Copy, in full, each line of the material that holds the word "title".

** BEGIN Material supplied **

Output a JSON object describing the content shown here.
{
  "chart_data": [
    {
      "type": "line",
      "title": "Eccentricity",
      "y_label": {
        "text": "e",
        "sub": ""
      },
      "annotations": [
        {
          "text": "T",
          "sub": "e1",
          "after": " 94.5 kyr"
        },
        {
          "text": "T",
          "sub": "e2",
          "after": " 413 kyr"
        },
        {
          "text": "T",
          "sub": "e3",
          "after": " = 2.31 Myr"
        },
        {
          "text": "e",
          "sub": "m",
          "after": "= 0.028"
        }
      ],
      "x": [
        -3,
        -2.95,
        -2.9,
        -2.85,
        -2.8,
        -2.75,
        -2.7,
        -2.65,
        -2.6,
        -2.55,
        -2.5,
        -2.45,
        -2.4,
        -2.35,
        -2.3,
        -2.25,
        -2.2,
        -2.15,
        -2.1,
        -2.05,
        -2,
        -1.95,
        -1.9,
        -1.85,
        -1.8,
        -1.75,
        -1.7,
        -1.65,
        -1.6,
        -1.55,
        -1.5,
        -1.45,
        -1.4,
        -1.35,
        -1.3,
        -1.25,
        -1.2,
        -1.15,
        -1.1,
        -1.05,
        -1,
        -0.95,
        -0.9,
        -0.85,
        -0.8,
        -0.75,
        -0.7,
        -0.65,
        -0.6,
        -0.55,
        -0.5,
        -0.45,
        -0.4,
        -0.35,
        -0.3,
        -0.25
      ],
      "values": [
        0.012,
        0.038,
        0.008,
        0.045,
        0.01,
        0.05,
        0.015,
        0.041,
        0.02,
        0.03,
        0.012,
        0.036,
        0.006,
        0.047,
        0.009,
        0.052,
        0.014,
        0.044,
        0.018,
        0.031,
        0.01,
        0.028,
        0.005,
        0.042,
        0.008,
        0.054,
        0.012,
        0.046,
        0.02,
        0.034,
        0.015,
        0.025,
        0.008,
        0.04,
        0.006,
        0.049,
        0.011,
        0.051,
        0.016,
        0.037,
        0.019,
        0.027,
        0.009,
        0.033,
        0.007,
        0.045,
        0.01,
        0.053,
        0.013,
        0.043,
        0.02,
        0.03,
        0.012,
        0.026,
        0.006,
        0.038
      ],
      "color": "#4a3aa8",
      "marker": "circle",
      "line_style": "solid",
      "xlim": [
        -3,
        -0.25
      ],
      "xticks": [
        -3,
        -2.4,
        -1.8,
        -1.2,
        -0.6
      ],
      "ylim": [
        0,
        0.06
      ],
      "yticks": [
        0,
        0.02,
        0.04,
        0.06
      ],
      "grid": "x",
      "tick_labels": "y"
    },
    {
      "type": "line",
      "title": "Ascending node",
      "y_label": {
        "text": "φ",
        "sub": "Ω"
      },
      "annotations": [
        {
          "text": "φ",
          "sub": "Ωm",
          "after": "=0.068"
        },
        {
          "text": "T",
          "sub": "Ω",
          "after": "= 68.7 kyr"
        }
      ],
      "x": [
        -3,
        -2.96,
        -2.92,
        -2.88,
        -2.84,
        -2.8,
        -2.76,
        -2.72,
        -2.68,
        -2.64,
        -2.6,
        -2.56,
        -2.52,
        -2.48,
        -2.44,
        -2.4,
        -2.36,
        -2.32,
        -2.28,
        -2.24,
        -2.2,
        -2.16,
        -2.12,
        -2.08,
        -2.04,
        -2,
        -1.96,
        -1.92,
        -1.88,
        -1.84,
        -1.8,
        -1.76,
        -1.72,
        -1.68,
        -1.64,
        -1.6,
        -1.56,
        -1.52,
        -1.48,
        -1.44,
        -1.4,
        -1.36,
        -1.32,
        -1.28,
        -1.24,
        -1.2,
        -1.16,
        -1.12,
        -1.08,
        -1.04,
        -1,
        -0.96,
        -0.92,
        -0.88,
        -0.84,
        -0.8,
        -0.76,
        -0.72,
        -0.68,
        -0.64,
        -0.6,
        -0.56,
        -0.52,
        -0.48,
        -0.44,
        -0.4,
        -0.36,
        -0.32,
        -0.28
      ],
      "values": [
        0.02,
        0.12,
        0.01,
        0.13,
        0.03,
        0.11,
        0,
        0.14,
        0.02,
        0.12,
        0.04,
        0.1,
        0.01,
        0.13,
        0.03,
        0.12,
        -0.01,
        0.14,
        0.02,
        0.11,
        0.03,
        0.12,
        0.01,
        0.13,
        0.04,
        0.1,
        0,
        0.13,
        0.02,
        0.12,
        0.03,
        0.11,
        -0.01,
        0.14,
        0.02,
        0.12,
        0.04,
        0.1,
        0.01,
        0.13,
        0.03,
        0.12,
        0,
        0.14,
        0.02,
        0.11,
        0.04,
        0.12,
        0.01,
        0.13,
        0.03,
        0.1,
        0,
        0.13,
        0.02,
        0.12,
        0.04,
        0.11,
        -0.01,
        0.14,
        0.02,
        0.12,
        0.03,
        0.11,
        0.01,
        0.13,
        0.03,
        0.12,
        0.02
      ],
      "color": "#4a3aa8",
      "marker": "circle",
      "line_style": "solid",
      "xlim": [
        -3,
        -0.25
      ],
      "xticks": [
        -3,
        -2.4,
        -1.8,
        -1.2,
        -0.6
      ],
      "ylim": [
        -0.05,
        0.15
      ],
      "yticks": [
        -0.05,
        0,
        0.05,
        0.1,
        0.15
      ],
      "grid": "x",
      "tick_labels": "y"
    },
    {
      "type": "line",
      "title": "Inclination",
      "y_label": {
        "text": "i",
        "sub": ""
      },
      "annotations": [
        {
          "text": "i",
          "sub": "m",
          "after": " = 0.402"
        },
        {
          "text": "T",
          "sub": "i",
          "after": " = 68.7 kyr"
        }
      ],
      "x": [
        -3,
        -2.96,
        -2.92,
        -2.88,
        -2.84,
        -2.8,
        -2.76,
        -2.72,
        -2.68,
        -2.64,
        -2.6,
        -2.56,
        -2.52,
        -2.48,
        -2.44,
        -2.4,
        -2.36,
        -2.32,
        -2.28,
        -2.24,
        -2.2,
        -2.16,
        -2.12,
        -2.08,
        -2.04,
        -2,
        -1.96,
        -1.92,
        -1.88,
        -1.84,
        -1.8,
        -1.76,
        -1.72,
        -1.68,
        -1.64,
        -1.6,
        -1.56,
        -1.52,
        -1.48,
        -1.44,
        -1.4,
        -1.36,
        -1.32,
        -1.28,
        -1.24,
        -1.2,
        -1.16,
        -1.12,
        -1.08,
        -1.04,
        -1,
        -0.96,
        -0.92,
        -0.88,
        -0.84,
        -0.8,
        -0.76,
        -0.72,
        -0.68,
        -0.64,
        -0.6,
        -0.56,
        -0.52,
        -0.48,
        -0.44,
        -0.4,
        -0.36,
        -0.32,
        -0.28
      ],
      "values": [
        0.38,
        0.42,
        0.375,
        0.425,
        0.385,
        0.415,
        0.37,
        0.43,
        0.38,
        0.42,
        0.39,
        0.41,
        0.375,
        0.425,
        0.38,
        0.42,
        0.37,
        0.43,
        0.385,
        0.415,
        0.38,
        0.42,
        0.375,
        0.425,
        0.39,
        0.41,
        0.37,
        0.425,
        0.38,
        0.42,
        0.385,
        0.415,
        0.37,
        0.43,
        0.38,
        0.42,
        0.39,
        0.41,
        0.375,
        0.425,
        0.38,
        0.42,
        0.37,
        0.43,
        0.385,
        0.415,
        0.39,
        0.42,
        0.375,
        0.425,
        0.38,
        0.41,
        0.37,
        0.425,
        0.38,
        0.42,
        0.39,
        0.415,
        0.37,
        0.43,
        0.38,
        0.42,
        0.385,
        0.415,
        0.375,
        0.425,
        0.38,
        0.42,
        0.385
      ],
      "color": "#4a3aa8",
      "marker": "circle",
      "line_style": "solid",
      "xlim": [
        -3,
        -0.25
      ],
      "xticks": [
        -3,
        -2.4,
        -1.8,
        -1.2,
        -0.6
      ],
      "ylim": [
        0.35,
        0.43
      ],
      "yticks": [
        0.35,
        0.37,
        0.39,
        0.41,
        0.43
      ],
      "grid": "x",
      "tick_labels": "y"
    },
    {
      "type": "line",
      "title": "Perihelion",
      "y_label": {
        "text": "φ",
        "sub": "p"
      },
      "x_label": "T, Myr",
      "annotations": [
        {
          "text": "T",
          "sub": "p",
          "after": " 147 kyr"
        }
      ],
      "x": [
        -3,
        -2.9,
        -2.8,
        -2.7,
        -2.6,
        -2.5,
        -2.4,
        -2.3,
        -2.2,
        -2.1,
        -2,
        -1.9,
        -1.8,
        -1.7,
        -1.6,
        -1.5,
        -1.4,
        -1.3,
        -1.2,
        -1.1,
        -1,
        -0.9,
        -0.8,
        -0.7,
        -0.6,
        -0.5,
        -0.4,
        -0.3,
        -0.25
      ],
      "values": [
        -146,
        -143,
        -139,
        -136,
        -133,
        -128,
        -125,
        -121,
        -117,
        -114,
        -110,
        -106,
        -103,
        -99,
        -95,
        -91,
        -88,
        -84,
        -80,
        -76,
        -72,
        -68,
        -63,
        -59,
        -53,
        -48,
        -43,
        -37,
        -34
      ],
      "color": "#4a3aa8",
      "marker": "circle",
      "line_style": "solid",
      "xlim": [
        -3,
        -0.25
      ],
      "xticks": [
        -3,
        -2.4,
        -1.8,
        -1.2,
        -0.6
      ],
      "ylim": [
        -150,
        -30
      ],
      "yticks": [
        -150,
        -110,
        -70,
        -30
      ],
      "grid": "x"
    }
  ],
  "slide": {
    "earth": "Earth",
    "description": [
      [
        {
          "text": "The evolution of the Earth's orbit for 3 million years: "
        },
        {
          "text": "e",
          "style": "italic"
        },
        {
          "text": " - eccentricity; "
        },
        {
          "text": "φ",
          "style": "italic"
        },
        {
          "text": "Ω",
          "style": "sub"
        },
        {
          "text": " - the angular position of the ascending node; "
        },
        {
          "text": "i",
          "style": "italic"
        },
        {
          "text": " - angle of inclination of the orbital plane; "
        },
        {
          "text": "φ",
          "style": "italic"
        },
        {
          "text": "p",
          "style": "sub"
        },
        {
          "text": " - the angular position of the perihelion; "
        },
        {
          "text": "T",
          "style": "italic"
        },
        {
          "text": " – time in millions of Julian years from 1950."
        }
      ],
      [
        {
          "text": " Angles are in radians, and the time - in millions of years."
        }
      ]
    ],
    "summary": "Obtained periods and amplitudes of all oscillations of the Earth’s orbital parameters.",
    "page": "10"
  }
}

** END Material supplied **

### [Exercise result]
      "title": "Eccentricity",
      "title": "Ascending node",
      "title": "Inclination",
      "title": "Perihelion",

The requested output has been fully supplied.